◆ GOAL OF THE EXERCISE: Tally how many lines in the data hold the word "meals", and give the result with no other text.

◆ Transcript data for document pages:
*** Block opens ***
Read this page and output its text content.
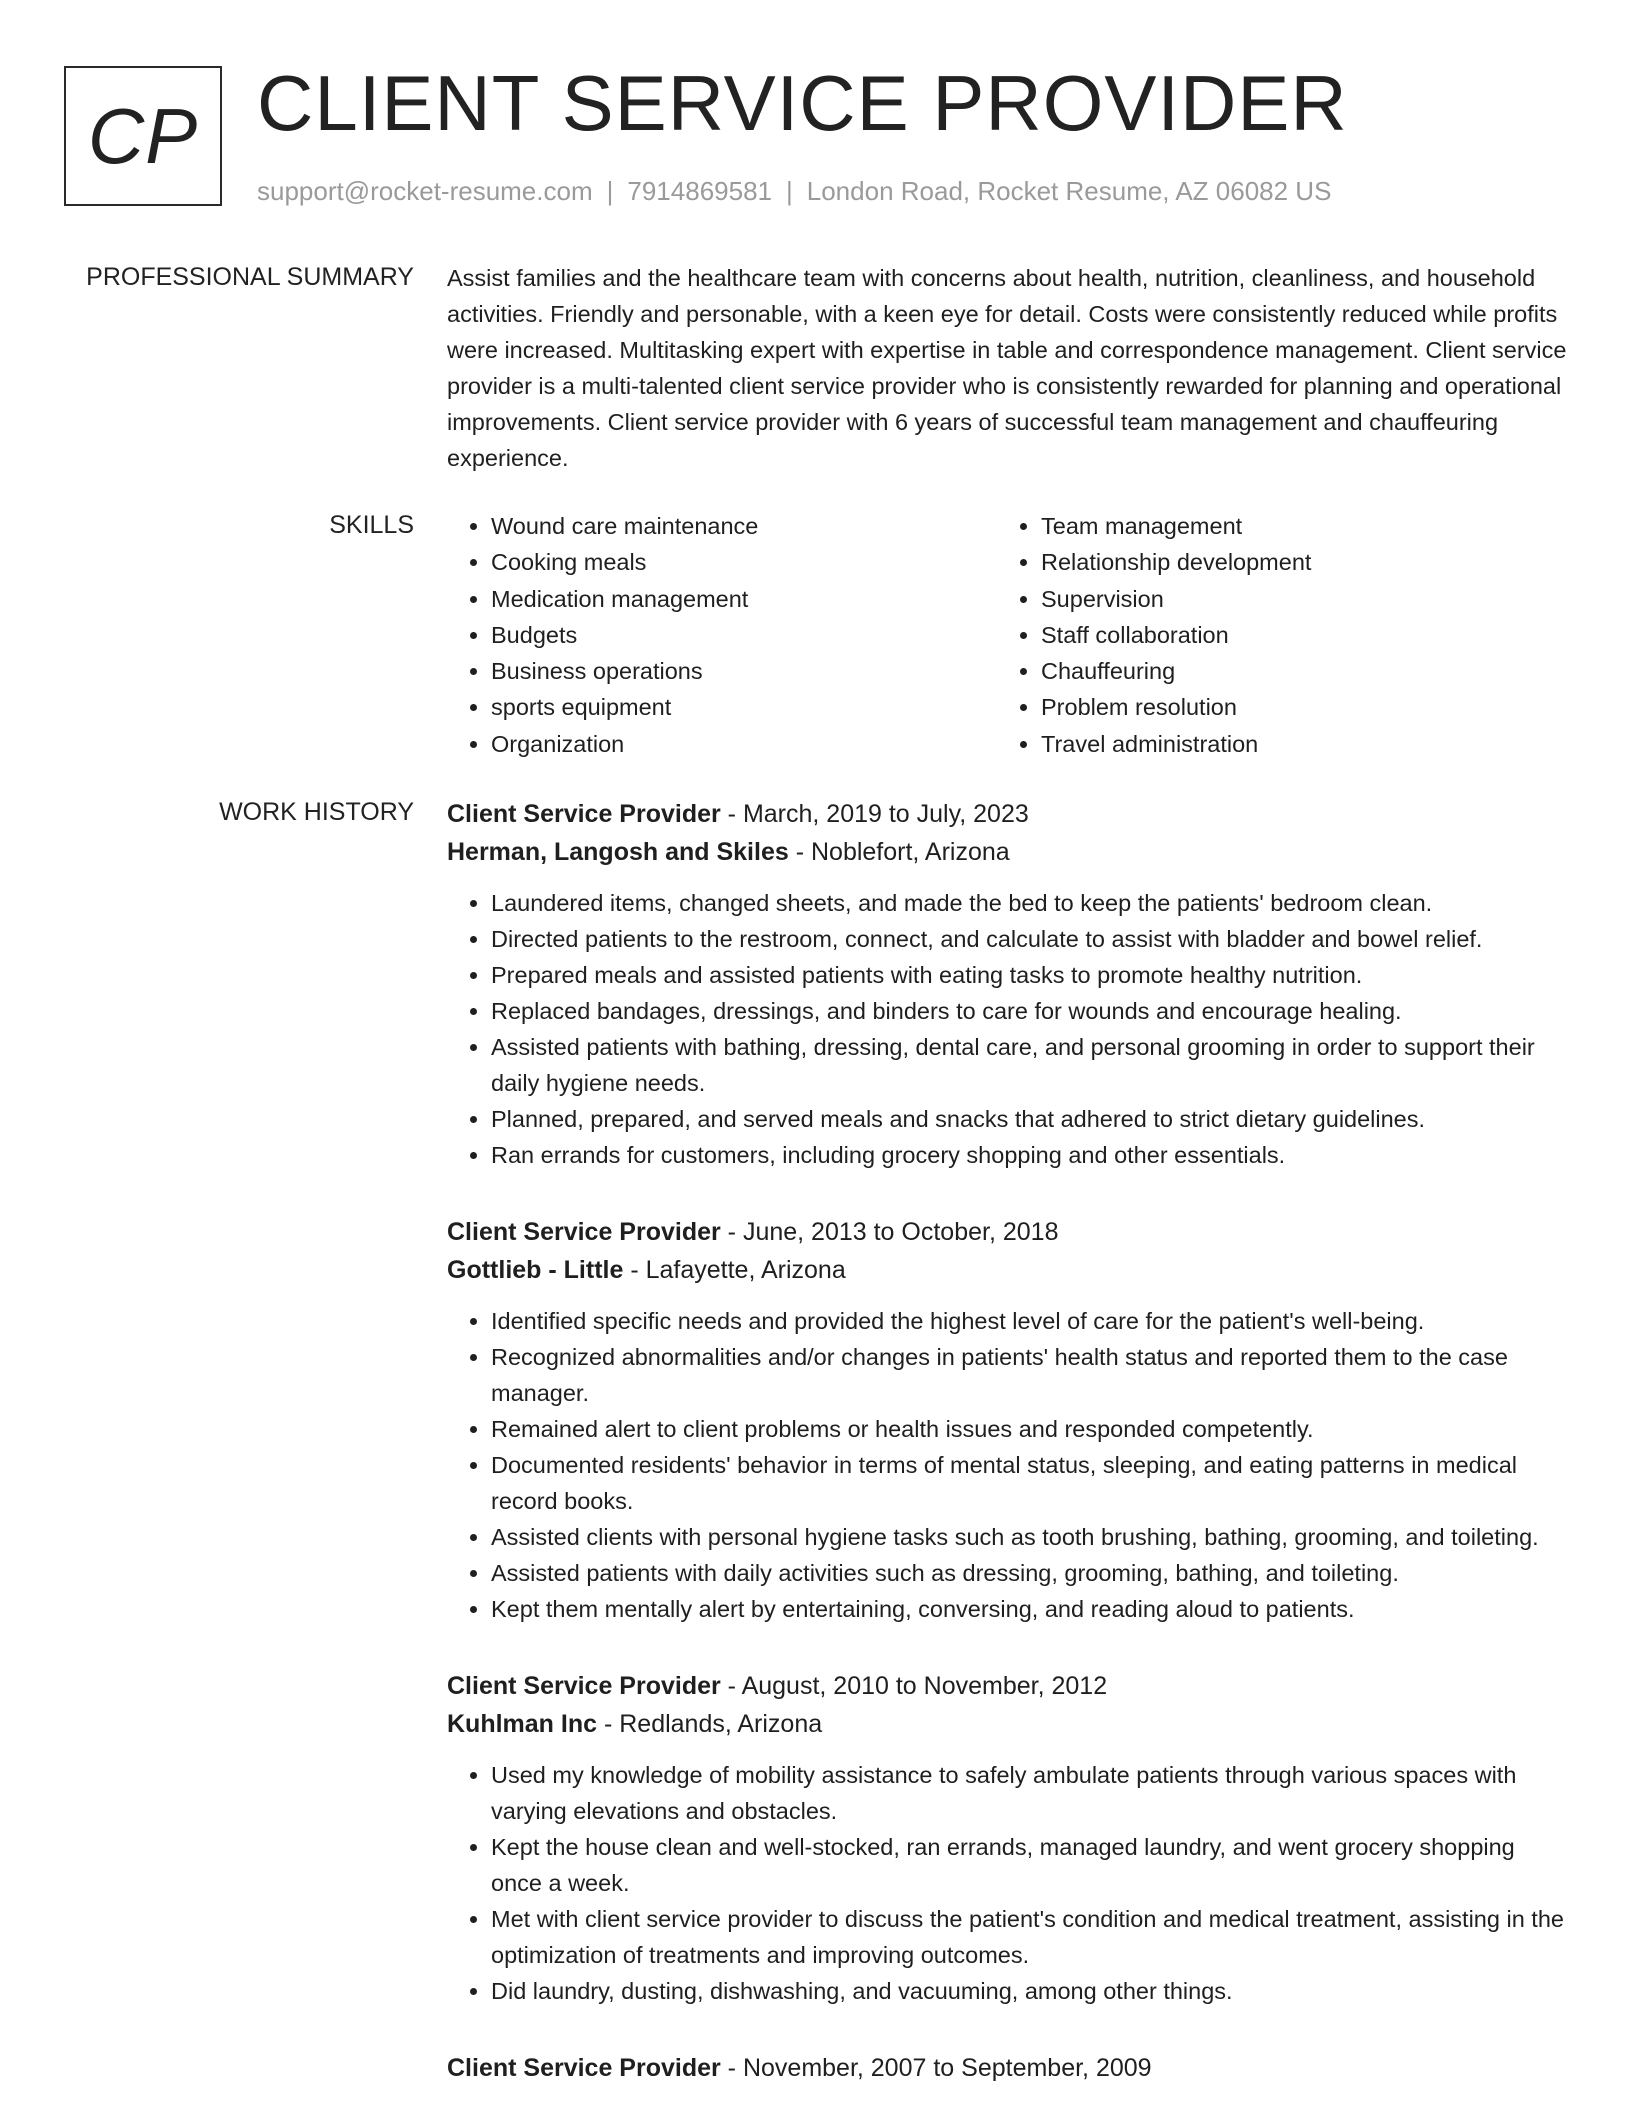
CP CLIENT SERVICE PROVIDER
support@rocket-resume.com | 7914869581 | London Road, Rocket Resume, AZ 06082 US
PROFESSIONAL SUMMARY Assist families and the healthcare team with concerns about health, nutrition, cleanliness, and household activities. Friendly and personable, with a keen eye for detail. Costs were consistently reduced while profits were increased. Multitasking expert with expertise in table and correspondence management. Client service provider is a multi-talented client service provider who is consistently rewarded for planning and operational improvements. Client service provider with 6 years of successful team management and chauffeuring experience.

SKILLS
•	Wound care maintenance
• Cooking meals
• Medication management
• Budgets
• Business operations
• sports equipment
• Organization
• Team management
• Relationship development
• Supervision
• Staff collaboration
• Chauffeuring
• Problem resolution
• Travel administration
WORK HISTORY Client Service Provider - March, 2019 to July, 2023
Herman, Langosh and Skiles - Noblefort, Arizona
• Laundered items, changed sheets, and made the bed to keep the patients' bedroom clean.
• Directed patients to the restroom, connect, and calculate to assist with bladder and bowel relief.
• Prepared meals and assisted patients with eating tasks to promote healthy nutrition.
• Replaced bandages, dressings, and binders to care for wounds and encourage healing.
• Assisted patients with bathing, dressing, dental care, and personal grooming in order to support their daily hygiene needs.
• Planned, prepared, and served meals and snacks that adhered to strict dietary guidelines.
• Ran errands for customers, including grocery shopping and other essentials.
Client Service Provider - June, 2013 to October, 2018
Gottlieb - Little - Lafayette, Arizona
• Identified specific needs and provided the highest level of care for the patient's well-being.
• Recognized abnormalities and/or changes in patients' health status and reported them to the case manager.
• Remained alert to client problems or health issues and responded competently.
• Documented residents' behavior in terms of mental status, sleeping, and eating patterns in medical record books.
• Assisted clients with personal hygiene tasks such as tooth brushing, bathing, grooming, and toileting.
• Assisted patients with daily activities such as dressing, grooming, bathing, and toileting.
• Kept them mentally alert by entertaining, conversing, and reading aloud to patients.
Client Service Provider - August, 2010 to November, 2012
Kuhlman Inc - Redlands, Arizona
• Used my knowledge of mobility assistance to safely ambulate patients through various spaces with varying elevations and obstacles.
• Kept the house clean and well-stocked, ran errands, managed laundry, and went grocery shopping once a week.
• Met with client service provider to discuss the patient's condition and medical treatment, assisting in the optimization of treatments and improving outcomes.
• Did laundry, dusting, dishwashing, and vacuuming, among other things.
Client Service Provider - November, 2007 to September, 2009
*** Block closes ***
◆ ANSWER BOX: 3